PROBLEM REQUIREMENTS =>
Transcribe the listing word for word.

(Source data)
▼

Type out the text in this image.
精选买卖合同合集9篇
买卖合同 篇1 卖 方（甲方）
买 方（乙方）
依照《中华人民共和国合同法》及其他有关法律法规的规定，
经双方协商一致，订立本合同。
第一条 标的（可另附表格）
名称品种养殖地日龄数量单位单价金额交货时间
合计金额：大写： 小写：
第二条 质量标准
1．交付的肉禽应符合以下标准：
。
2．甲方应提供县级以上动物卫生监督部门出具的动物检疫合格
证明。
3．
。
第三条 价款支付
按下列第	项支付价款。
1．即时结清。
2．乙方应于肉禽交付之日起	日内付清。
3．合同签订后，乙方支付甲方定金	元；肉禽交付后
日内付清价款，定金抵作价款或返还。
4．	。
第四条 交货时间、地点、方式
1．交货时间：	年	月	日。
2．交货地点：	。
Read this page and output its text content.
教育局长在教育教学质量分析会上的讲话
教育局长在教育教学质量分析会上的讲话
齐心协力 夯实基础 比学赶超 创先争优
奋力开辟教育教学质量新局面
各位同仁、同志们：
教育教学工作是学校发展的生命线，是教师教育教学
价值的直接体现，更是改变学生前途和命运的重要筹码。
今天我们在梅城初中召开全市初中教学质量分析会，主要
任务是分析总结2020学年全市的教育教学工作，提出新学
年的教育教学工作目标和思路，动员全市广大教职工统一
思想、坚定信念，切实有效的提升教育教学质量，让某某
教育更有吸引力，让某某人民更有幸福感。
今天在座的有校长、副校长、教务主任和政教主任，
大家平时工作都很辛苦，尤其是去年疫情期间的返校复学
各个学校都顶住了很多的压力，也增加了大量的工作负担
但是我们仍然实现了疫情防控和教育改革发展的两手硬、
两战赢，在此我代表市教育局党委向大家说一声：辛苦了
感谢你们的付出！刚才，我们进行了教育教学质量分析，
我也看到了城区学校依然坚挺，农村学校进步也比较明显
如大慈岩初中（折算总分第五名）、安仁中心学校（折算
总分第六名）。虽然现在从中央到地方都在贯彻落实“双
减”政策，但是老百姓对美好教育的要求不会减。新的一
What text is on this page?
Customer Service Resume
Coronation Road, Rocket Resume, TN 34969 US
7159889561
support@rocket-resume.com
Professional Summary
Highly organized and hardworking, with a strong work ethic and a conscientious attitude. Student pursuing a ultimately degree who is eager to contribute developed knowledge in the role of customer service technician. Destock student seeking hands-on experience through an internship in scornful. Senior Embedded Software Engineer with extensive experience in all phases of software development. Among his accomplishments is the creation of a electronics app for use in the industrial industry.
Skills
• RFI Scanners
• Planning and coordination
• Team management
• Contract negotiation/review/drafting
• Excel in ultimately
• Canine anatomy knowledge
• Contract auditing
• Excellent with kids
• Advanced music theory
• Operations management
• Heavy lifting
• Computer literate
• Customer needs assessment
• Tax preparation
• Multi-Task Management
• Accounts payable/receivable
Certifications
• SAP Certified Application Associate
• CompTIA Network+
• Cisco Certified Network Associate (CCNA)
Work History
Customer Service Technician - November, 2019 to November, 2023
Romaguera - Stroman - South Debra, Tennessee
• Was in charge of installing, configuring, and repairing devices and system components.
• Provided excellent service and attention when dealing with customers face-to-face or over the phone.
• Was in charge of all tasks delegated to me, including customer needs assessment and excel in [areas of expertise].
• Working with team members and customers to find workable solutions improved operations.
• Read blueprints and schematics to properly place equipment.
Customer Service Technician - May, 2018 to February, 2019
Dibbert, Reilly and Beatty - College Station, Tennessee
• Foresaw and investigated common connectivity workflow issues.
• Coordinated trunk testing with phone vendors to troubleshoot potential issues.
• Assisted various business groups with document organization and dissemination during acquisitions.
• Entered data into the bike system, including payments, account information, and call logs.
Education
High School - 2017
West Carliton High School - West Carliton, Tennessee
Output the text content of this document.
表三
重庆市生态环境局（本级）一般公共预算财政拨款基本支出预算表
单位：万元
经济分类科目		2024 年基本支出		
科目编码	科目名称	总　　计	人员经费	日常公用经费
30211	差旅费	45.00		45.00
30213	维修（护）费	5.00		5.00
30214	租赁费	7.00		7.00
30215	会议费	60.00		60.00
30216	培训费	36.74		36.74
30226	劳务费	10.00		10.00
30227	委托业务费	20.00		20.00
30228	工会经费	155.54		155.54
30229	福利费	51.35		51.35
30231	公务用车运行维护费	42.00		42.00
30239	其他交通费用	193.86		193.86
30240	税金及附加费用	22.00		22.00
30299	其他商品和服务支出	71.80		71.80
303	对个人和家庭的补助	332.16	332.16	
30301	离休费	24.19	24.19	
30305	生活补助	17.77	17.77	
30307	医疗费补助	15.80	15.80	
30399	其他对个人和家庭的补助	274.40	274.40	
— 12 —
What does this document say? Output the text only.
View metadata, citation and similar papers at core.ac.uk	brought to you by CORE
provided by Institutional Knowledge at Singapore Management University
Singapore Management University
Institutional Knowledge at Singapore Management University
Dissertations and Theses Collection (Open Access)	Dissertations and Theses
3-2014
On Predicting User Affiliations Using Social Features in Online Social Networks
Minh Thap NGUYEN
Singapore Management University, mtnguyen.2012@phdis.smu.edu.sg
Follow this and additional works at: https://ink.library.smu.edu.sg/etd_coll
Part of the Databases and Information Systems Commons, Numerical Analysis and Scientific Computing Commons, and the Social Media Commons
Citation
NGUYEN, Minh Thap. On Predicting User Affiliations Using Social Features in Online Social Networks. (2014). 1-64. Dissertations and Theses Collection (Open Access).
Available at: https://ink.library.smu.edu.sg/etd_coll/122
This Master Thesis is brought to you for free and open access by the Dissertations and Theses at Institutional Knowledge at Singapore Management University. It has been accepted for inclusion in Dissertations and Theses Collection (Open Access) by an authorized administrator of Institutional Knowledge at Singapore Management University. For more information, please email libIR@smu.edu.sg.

▲

THE SOLUTION =>
Type out the text in this image.
精选买卖合同合集9篇
买卖合同 篇1 卖 方（甲方）
买 方（乙方）
依照《中华人民共和国合同法》及其他有关法律法规的规定，
经双方协商一致，订立本合同。
第一条 标的（可另附表格）
名称品种养殖地日龄数量单位单价金额交货时间
合计金额：大写： 小写：
第二条 质量标准
1．交付的肉禽应符合以下标准：
。
2．甲方应提供县级以上动物卫生监督部门出具的动物检疫合格
证明。
3．
。
第三条 价款支付
按下列第	项支付价款。
1．即时结清。
2．乙方应于肉禽交付之日起	日内付清。
3．合同签订后，乙方支付甲方定金	元；肉禽交付后
日内付清价款，定金抵作价款或返还。
4．	。
第四条 交货时间、地点、方式
1．交货时间：	年	月	日。
2．交货地点：	。
Read this page and output its text content.
教育局长在教育教学质量分析会上的讲话
教育局长在教育教学质量分析会上的讲话
齐心协力 夯实基础 比学赶超 创先争优
奋力开辟教育教学质量新局面
各位同仁、同志们：
教育教学工作是学校发展的生命线，是教师教育教学
价值的直接体现，更是改变学生前途和命运的重要筹码。
今天我们在梅城初中召开全市初中教学质量分析会，主要
任务是分析总结2020学年全市的教育教学工作，提出新学
年的教育教学工作目标和思路，动员全市广大教职工统一
思想、坚定信念，切实有效的提升教育教学质量，让某某
教育更有吸引力，让某某人民更有幸福感。
今天在座的有校长、副校长、教务主任和政教主任，
大家平时工作都很辛苦，尤其是去年疫情期间的返校复学
各个学校都顶住了很多的压力，也增加了大量的工作负担
但是我们仍然实现了疫情防控和教育改革发展的两手硬、
两战赢，在此我代表市教育局党委向大家说一声：辛苦了
感谢你们的付出！刚才，我们进行了教育教学质量分析，
我也看到了城区学校依然坚挺，农村学校进步也比较明显
如大慈岩初中（折算总分第五名）、安仁中心学校（折算
总分第六名）。虽然现在从中央到地方都在贯彻落实“双
减”政策，但是老百姓对美好教育的要求不会减。新的一
What text is on this page?
Customer Service Resume
Coronation Road, Rocket Resume, TN 34969 US
7159889561
support@rocket-resume.com
Professional Summary
Highly organized and hardworking, with a strong work ethic and a conscientious attitude. Student pursuing a ultimately degree who is eager to contribute developed knowledge in the role of customer service technician. Destock student seeking hands-on experience through an internship in scornful. Senior Embedded Software Engineer with extensive experience in all phases of software development. Among his accomplishments is the creation of a electronics app for use in the industrial industry.
Skills
• RFI Scanners
• Planning and coordination
• Team management
• Contract negotiation/review/drafting
• Excel in ultimately
• Canine anatomy knowledge
• Contract auditing
• Excellent with kids
• Advanced music theory
• Operations management
• Heavy lifting
• Computer literate
• Customer needs assessment
• Tax preparation
• Multi-Task Management
• Accounts payable/receivable
Certifications
• SAP Certified Application Associate
• CompTIA Network+
• Cisco Certified Network Associate (CCNA)
Work History
Customer Service Technician - November, 2019 to November, 2023
Romaguera - Stroman - South Debra, Tennessee
• Was in charge of installing, configuring, and repairing devices and system components.
• Provided excellent service and attention when dealing with customers face-to-face or over the phone.
• Was in charge of all tasks delegated to me, including customer needs assessment and excel in [areas of expertise].
• Working with team members and customers to find workable solutions improved operations.
• Read blueprints and schematics to properly place equipment.
Customer Service Technician - May, 2018 to February, 2019
Dibbert, Reilly and Beatty - College Station, Tennessee
• Foresaw and investigated common connectivity workflow issues.
• Coordinated trunk testing with phone vendors to troubleshoot potential issues.
• Assisted various business groups with document organization and dissemination during acquisitions.
• Entered data into the bike system, including payments, account information, and call logs.
Education
High School - 2017
West Carliton High School - West Carliton, Tennessee
Output the text content of this document.
表三
重庆市生态环境局（本级）一般公共预算财政拨款基本支出预算表
单位：万元
经济分类科目		2024 年基本支出		
科目编码	科目名称	总　　计	人员经费	日常公用经费
30211	差旅费	45.00		45.00
30213	维修（护）费	5.00		5.00
30214	租赁费	7.00		7.00
30215	会议费	60.00		60.00
30216	培训费	36.74		36.74
30226	劳务费	10.00		10.00
30227	委托业务费	20.00		20.00
30228	工会经费	155.54		155.54
30229	福利费	51.35		51.35
30231	公务用车运行维护费	42.00		42.00
30239	其他交通费用	193.86		193.86
30240	税金及附加费用	22.00		22.00
30299	其他商品和服务支出	71.80		71.80
303	对个人和家庭的补助	332.16	332.16	
30301	离休费	24.19	24.19	
30305	生活补助	17.77	17.77	
30307	医疗费补助	15.80	15.80	
30399	其他对个人和家庭的补助	274.40	274.40	
— 12 —
What does this document say? Output the text only.
View metadata, citation and similar papers at core.ac.uk	brought to you by CORE
provided by Institutional Knowledge at Singapore Management University
Singapore Management University
Institutional Knowledge at Singapore Management University
Dissertations and Theses Collection (Open Access)	Dissertations and Theses
3-2014
On Predicting User Affiliations Using Social Features in Online Social Networks
Minh Thap NGUYEN
Singapore Management University, mtnguyen.2012@phdis.smu.edu.sg
Follow this and additional works at: https://ink.library.smu.edu.sg/etd_coll
Part of the Databases and Information Systems Commons, Numerical Analysis and Scientific Computing Commons, and the Social Media Commons
Citation
NGUYEN, Minh Thap. On Predicting User Affiliations Using Social Features in Online Social Networks. (2014). 1-64. Dissertations and Theses Collection (Open Access).
Available at: https://ink.library.smu.edu.sg/etd_coll/122
This Master Thesis is brought to you for free and open access by the Dissertations and Theses at Institutional Knowledge at Singapore Management University. It has been accepted for inclusion in Dissertations and Theses Collection (Open Access) by an authorized administrator of Institutional Knowledge at Singapore Management University. For more information, please email libIR@smu.edu.sg.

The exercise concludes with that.